Dataset records:

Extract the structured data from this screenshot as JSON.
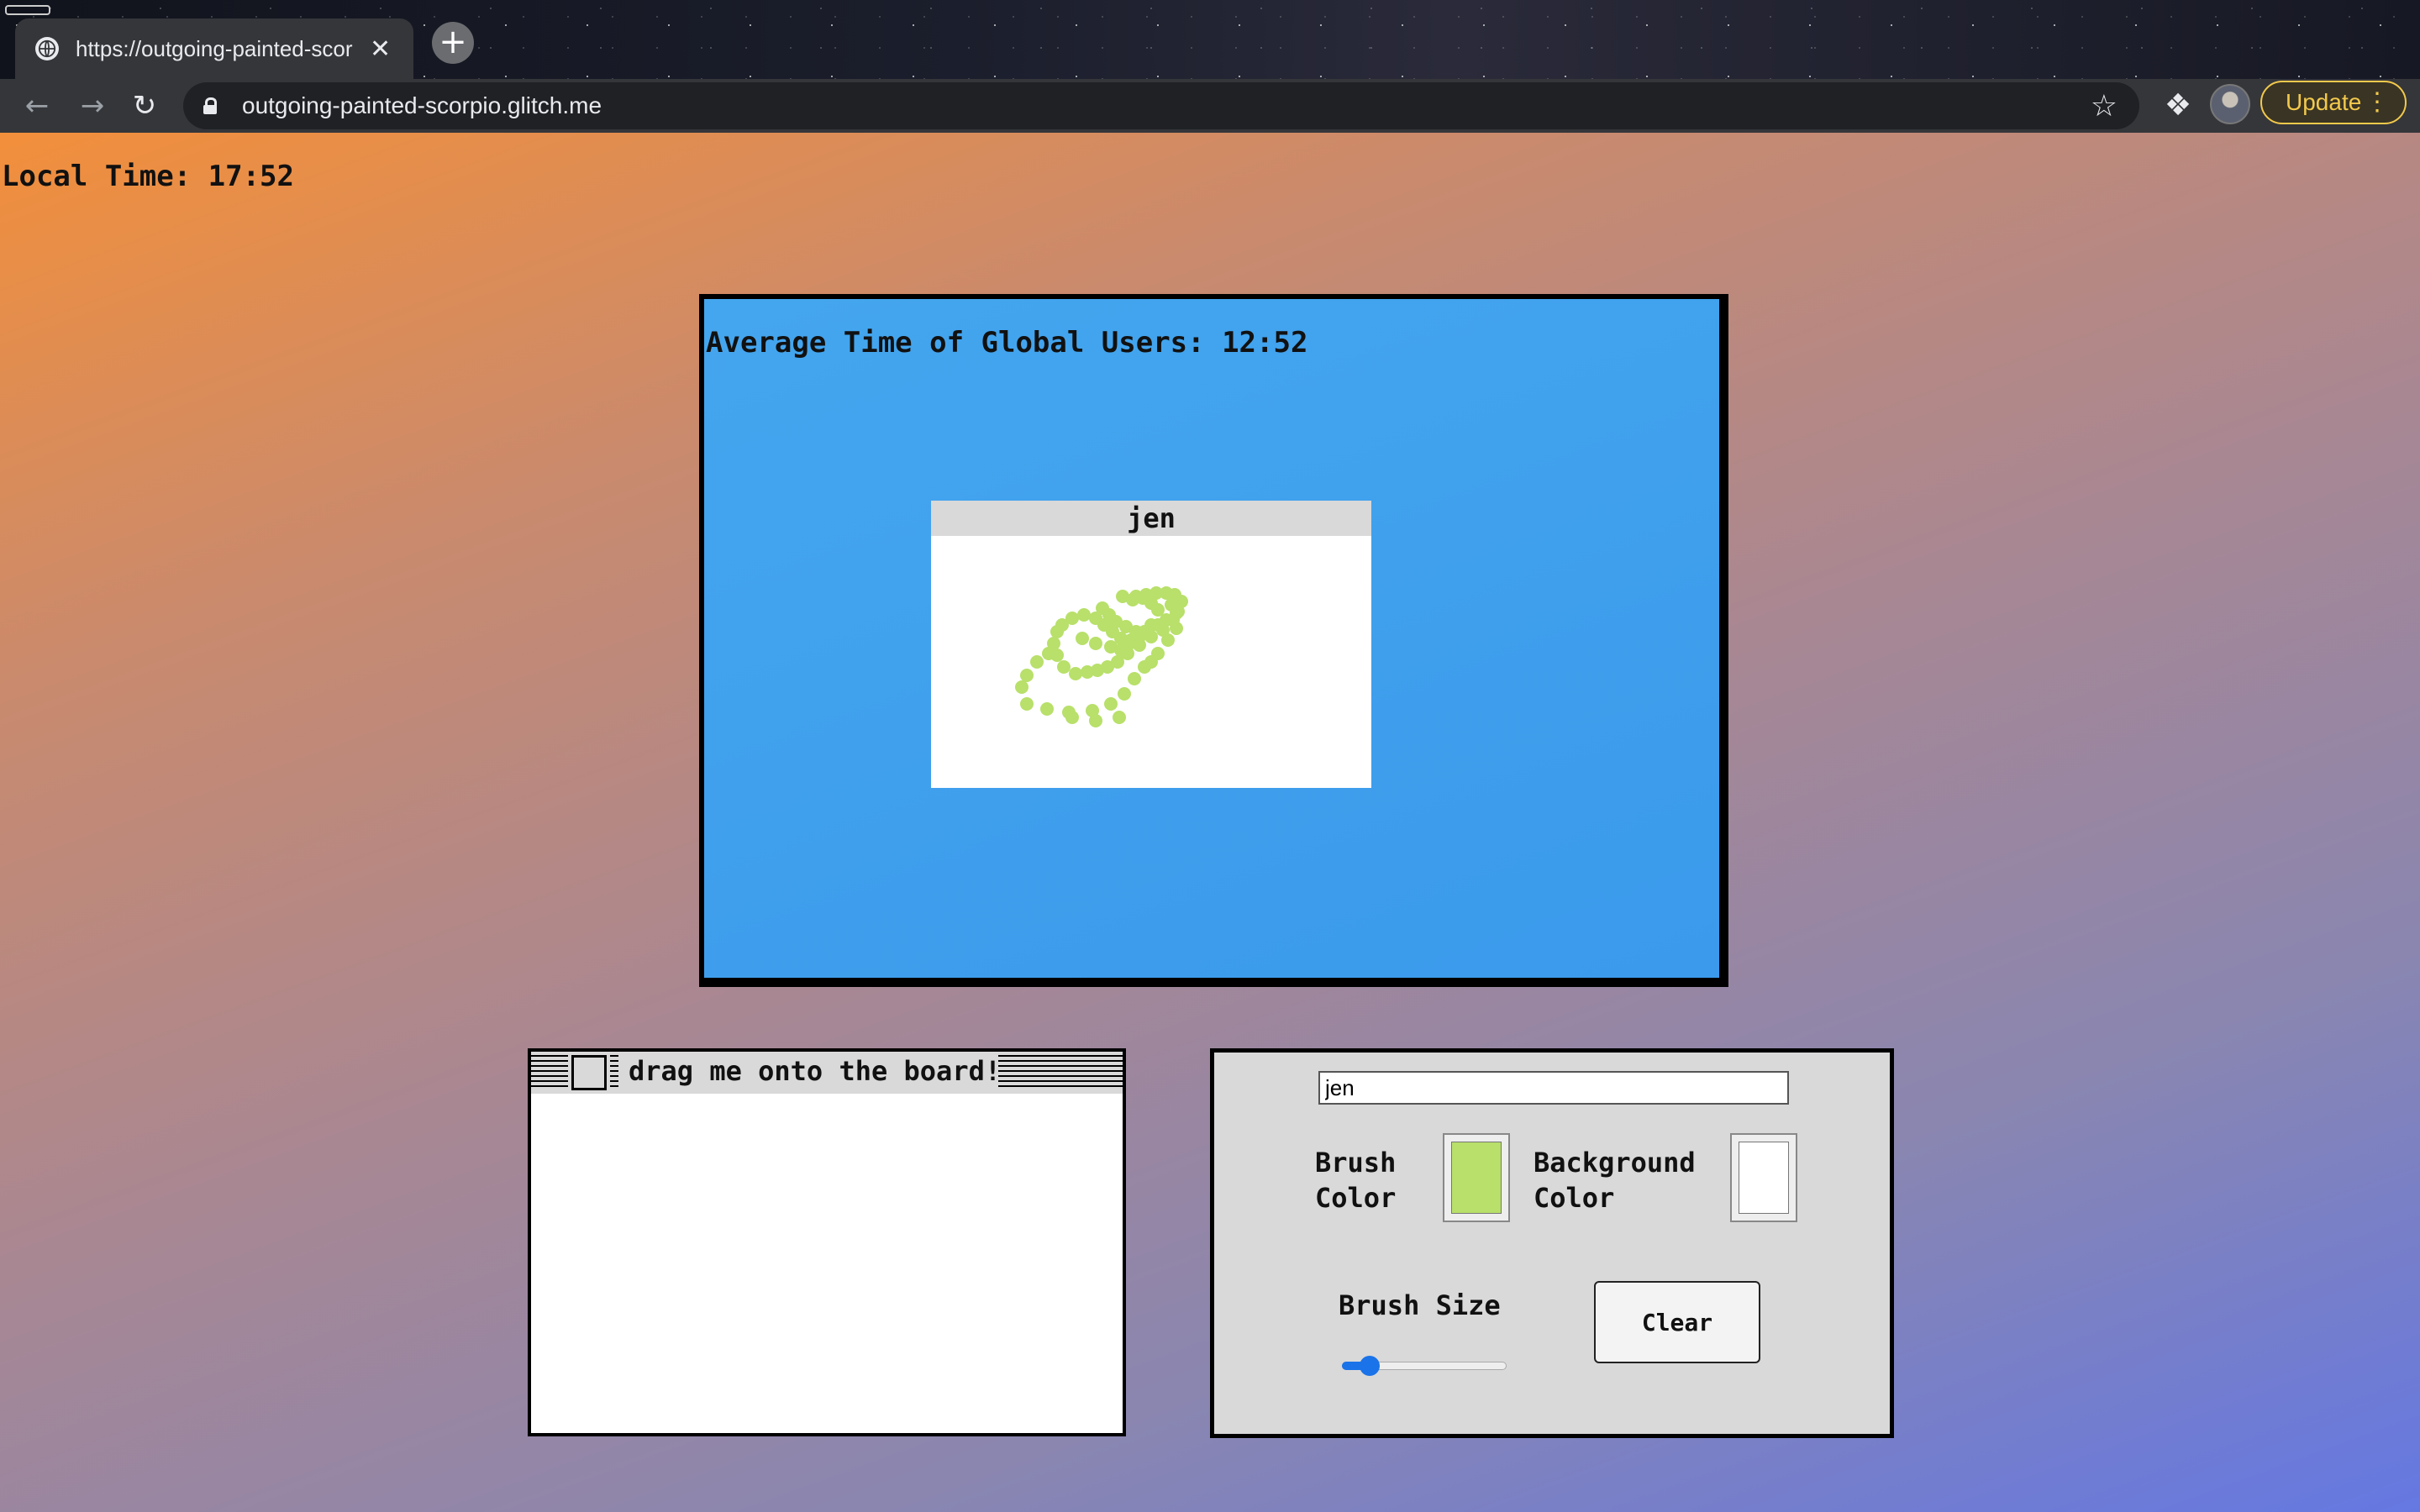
{
  "browser": {
    "tab_title": "https://outgoing-painted-scorpio.glitch.me",
    "tab_close": "✕",
    "new_tab": "+",
    "url": "outgoing-painted-scorpio.glitch.me",
    "update_label": "Update",
    "icons": [
      "globe-icon",
      "back-arrow-icon",
      "forward-arrow-icon",
      "reload-icon",
      "lock-icon",
      "star-icon",
      "puzzle-extension-icon",
      "profile-avatar",
      "more-vert-icon"
    ]
  },
  "page": {
    "local_time": "Local Time: 17:52",
    "board": {
      "average_time": "Average Time of Global Users: 12:52",
      "card": {
        "name": "jen",
        "stroke_color": "#b8e06a"
      }
    },
    "drag_window": {
      "title": "drag me onto the board!"
    },
    "controls": {
      "name_value": "jen",
      "brush_color_label": "Brush Color",
      "brush_color": "#b8e06a",
      "background_color_label": "Background Color",
      "background_color": "#ffffff",
      "brush_size_label": "Brush Size",
      "brush_size_fraction": 0.12,
      "clear_label": "Clear"
    }
  },
  "colors": {
    "board_blue": "#3fa0ee",
    "gradient_start": "#f28f3b",
    "gradient_end": "#6578e2"
  }
}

## EXERCISE AIM
Take the data above and repeat it exactly, leaving each picture out.

## RESPONSE TO THE TASK
Extract the structured data from this screenshot as JSON.
{
  "browser": {
    "tab_title": "https://outgoing-painted-scorpio.glitch.me",
    "tab_close": "✕",
    "new_tab": "+",
    "url": "outgoing-painted-scorpio.glitch.me",
    "update_label": "Update",
    "icons": [
      "globe-icon",
      "back-arrow-icon",
      "forward-arrow-icon",
      "reload-icon",
      "lock-icon",
      "star-icon",
      "puzzle-extension-icon",
      "profile-avatar",
      "more-vert-icon"
    ]
  },
  "page": {
    "local_time": "Local Time: 17:52",
    "board": {
      "average_time": "Average Time of Global Users: 12:52",
      "card": {
        "name": "jen",
        "stroke_color": "#b8e06a"
      }
    },
    "drag_window": {
      "title": "drag me onto the board!"
    },
    "controls": {
      "name_value": "jen",
      "brush_color_label": "Brush Color",
      "brush_color": "#b8e06a",
      "background_color_label": "Background Color",
      "background_color": "#ffffff",
      "brush_size_label": "Brush Size",
      "brush_size_fraction": 0.12,
      "clear_label": "Clear"
    }
  },
  "colors": {
    "board_blue": "#3fa0ee",
    "gradient_start": "#f28f3b",
    "gradient_end": "#6578e2"
  }
}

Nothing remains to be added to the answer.